- [What this task involves]:
Copy each line containing the word "bottom" from the records that follow, please.

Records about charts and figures
══════════════════════════════
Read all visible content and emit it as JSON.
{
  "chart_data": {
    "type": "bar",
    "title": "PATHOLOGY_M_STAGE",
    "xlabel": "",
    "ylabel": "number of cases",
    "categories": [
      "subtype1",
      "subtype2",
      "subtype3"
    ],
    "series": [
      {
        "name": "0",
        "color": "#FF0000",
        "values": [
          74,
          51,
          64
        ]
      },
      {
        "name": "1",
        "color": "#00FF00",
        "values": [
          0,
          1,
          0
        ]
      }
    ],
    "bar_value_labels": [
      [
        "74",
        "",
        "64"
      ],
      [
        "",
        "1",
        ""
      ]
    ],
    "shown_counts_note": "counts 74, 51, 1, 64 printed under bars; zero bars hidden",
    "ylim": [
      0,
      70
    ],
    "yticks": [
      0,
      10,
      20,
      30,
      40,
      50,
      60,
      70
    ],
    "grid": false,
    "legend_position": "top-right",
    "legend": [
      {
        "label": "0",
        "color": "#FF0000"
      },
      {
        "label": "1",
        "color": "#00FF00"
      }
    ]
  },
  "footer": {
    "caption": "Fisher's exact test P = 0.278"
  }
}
══════════════════════════════
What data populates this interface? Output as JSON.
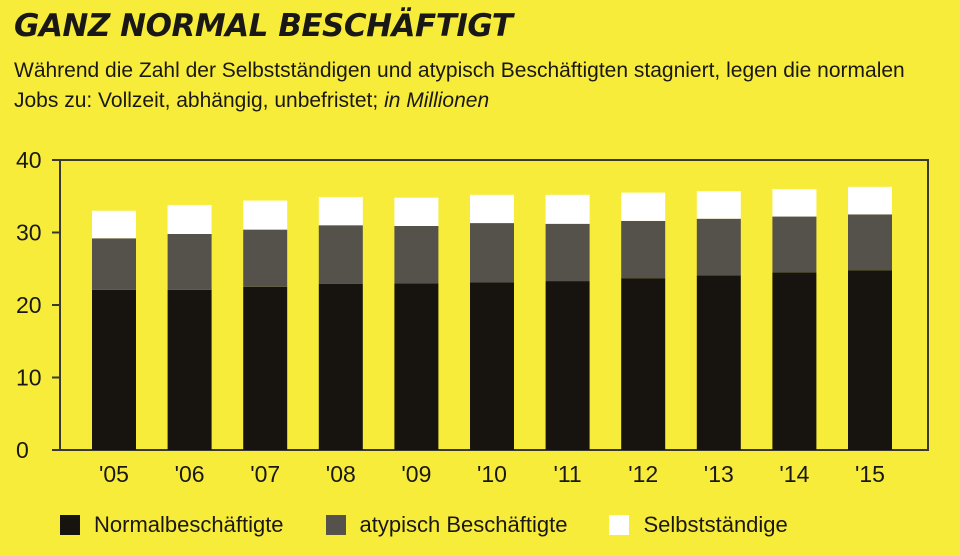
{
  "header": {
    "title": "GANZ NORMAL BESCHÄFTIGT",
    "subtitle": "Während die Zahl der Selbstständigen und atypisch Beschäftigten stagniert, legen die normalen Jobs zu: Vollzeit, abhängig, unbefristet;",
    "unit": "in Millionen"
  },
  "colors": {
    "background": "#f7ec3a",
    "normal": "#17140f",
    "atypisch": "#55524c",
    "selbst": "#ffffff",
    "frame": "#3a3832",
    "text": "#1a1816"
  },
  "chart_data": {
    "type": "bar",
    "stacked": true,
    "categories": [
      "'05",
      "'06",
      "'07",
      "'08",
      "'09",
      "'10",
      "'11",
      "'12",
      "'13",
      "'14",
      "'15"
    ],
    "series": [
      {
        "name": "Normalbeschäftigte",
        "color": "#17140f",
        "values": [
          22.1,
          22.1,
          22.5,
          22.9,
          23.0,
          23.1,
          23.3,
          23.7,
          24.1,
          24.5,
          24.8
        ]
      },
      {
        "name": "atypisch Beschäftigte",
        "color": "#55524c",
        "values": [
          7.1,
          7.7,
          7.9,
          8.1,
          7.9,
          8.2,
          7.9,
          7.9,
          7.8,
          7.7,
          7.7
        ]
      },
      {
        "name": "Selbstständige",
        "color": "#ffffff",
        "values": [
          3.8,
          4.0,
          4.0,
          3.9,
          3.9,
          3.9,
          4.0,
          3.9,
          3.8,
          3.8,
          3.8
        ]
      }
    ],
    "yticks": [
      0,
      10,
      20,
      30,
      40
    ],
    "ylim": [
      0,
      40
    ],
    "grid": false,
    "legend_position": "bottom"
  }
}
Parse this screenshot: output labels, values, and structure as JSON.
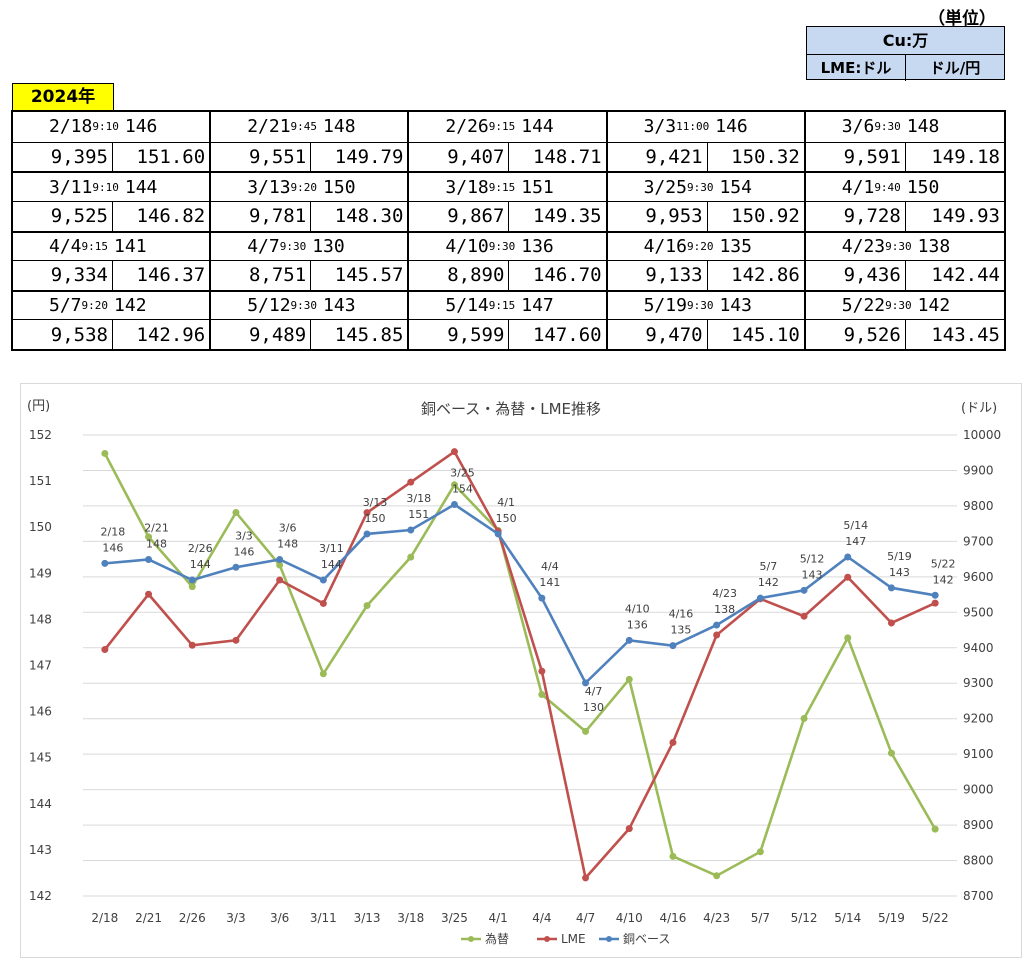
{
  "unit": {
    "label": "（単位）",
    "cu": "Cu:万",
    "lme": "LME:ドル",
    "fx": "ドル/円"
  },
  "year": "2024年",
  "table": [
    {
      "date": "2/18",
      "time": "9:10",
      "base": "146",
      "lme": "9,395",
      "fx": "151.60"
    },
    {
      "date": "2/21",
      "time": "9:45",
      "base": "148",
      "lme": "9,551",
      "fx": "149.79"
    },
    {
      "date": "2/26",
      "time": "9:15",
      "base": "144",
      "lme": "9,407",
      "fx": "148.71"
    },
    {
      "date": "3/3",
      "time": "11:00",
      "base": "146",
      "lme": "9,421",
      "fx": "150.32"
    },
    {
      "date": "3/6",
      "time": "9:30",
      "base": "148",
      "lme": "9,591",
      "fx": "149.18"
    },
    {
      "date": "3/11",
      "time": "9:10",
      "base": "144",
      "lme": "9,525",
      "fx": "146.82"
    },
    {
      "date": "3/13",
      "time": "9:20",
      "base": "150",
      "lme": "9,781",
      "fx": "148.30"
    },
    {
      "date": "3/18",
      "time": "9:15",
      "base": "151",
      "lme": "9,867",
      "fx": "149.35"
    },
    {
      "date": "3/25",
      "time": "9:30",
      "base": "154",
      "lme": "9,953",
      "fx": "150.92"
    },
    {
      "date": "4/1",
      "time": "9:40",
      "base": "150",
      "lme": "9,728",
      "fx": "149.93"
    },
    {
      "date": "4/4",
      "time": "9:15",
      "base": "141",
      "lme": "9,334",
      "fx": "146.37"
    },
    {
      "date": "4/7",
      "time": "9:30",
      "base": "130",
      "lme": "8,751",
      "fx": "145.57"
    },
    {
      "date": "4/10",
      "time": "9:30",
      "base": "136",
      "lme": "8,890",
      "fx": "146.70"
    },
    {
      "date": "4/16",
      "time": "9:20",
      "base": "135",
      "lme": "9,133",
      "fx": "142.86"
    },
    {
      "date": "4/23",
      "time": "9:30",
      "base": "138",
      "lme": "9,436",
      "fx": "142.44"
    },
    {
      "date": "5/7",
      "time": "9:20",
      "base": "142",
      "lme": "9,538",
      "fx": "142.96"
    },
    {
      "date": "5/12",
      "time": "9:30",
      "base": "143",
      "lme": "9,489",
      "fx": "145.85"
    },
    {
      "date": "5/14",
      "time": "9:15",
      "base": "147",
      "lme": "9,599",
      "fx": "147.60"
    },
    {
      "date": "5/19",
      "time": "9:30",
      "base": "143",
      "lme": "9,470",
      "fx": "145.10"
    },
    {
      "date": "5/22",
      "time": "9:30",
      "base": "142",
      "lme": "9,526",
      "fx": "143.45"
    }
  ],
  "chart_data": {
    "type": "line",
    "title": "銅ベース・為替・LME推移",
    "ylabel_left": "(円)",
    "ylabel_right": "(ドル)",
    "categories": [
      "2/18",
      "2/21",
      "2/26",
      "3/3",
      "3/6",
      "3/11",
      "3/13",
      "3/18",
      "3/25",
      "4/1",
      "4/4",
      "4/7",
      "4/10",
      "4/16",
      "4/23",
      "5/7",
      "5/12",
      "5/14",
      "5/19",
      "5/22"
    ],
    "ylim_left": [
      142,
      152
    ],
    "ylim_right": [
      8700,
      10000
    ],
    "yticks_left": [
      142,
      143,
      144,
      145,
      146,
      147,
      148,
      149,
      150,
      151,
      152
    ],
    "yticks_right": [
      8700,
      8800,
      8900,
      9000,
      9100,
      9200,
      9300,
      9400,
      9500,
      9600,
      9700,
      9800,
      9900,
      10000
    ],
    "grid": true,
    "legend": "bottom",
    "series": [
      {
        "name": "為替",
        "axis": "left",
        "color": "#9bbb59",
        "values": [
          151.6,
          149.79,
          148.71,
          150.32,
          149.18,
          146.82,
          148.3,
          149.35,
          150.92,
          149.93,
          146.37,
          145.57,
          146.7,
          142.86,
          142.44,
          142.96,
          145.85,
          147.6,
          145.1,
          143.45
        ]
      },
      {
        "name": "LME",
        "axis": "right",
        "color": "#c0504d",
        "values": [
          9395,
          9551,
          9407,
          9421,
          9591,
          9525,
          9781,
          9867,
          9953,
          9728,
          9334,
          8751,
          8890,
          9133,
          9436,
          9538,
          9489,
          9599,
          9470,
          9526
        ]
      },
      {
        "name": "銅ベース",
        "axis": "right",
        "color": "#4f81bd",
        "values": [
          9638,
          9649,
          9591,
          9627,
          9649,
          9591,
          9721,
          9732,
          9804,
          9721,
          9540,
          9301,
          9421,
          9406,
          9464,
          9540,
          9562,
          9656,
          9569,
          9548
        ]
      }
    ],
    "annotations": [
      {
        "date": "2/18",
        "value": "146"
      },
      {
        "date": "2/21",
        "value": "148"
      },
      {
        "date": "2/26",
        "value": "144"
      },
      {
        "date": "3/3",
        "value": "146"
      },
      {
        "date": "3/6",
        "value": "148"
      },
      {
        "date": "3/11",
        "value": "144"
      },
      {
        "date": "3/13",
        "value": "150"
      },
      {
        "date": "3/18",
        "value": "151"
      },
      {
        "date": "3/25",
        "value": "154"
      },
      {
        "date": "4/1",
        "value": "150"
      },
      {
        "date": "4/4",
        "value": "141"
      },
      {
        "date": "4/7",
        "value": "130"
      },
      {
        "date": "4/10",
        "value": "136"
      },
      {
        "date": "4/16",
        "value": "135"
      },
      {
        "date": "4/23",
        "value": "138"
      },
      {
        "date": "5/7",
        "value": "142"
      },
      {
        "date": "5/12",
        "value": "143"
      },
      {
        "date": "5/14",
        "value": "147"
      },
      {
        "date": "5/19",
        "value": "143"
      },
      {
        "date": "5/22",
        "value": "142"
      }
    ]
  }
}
══════════════════════════════
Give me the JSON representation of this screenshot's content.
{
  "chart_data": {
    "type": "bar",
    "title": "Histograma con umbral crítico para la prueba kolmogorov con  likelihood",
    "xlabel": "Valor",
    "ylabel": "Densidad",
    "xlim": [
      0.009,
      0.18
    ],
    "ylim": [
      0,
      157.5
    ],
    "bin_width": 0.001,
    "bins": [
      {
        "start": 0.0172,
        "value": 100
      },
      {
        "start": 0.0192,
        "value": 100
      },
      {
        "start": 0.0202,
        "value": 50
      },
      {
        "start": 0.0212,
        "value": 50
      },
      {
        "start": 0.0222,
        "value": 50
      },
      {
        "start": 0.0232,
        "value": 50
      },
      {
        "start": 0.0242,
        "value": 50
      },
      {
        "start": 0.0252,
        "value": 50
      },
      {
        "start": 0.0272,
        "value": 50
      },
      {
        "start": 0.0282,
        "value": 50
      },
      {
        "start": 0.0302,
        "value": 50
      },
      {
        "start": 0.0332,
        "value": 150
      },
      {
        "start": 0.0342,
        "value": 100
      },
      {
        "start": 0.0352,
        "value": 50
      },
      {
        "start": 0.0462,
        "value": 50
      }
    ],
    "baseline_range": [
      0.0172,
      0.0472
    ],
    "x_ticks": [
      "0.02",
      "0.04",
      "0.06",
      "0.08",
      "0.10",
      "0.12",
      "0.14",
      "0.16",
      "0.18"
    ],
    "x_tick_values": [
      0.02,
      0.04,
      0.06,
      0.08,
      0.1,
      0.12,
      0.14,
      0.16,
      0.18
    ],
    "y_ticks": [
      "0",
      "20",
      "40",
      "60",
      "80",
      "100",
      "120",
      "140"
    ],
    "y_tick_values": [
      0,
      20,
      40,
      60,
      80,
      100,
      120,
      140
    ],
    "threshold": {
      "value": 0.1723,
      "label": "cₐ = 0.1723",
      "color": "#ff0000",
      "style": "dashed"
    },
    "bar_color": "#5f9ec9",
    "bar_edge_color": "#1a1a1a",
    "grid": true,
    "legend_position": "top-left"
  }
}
══════════════════════════════
- [Result]:
    "legend_position": "bottom"
    "legend": "bottom",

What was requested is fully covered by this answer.